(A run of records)
----------------

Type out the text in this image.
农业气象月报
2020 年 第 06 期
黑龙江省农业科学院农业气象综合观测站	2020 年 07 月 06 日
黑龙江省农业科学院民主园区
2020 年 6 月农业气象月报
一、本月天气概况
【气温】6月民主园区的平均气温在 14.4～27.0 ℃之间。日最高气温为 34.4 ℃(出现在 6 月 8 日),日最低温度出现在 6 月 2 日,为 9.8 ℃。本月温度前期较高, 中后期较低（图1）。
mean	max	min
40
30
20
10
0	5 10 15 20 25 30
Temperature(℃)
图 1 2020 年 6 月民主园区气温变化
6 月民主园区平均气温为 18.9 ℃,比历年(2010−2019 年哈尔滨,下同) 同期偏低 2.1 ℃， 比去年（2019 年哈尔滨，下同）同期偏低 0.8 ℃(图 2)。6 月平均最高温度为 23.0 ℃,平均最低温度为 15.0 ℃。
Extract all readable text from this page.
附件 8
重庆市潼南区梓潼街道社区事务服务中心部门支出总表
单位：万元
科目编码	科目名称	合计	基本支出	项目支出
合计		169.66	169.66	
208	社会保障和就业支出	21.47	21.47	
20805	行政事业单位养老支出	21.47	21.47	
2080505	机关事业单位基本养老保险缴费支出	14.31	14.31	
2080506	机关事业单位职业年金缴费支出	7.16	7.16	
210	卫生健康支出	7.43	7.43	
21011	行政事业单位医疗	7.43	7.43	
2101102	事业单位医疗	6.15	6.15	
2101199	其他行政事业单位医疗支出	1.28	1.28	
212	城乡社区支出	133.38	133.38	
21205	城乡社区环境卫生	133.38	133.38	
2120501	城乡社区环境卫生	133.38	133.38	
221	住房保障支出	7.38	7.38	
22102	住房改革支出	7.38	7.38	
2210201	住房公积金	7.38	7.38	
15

----------------

**To be done**
Retype the listing. Match it exactly.

**Written answer**
Type out the text in this image.
农业气象月报
2020 年 第 06 期
黑龙江省农业科学院农业气象综合观测站	2020 年 07 月 06 日
黑龙江省农业科学院民主园区
2020 年 6 月农业气象月报
一、本月天气概况
【气温】6月民主园区的平均气温在 14.4～27.0 ℃之间。日最高气温为 34.4 ℃(出现在 6 月 8 日),日最低温度出现在 6 月 2 日,为 9.8 ℃。本月温度前期较高, 中后期较低（图1）。
mean	max	min
40
30
20
10
0	5 10 15 20 25 30
Temperature(℃)
图 1 2020 年 6 月民主园区气温变化
6 月民主园区平均气温为 18.9 ℃,比历年(2010−2019 年哈尔滨,下同) 同期偏低 2.1 ℃， 比去年（2019 年哈尔滨，下同）同期偏低 0.8 ℃(图 2)。6 月平均最高温度为 23.0 ℃,平均最低温度为 15.0 ℃。
Extract all readable text from this page.
附件 8
重庆市潼南区梓潼街道社区事务服务中心部门支出总表
单位：万元
科目编码	科目名称	合计	基本支出	项目支出
合计		169.66	169.66	
208	社会保障和就业支出	21.47	21.47	
20805	行政事业单位养老支出	21.47	21.47	
2080505	机关事业单位基本养老保险缴费支出	14.31	14.31	
2080506	机关事业单位职业年金缴费支出	7.16	7.16	
210	卫生健康支出	7.43	7.43	
21011	行政事业单位医疗	7.43	7.43	
2101102	事业单位医疗	6.15	6.15	
2101199	其他行政事业单位医疗支出	1.28	1.28	
212	城乡社区支出	133.38	133.38	
21205	城乡社区环境卫生	133.38	133.38	
2120501	城乡社区环境卫生	133.38	133.38	
221	住房保障支出	7.38	7.38	
22102	住房改革支出	7.38	7.38	
2210201	住房公积金	7.38	7.38	
15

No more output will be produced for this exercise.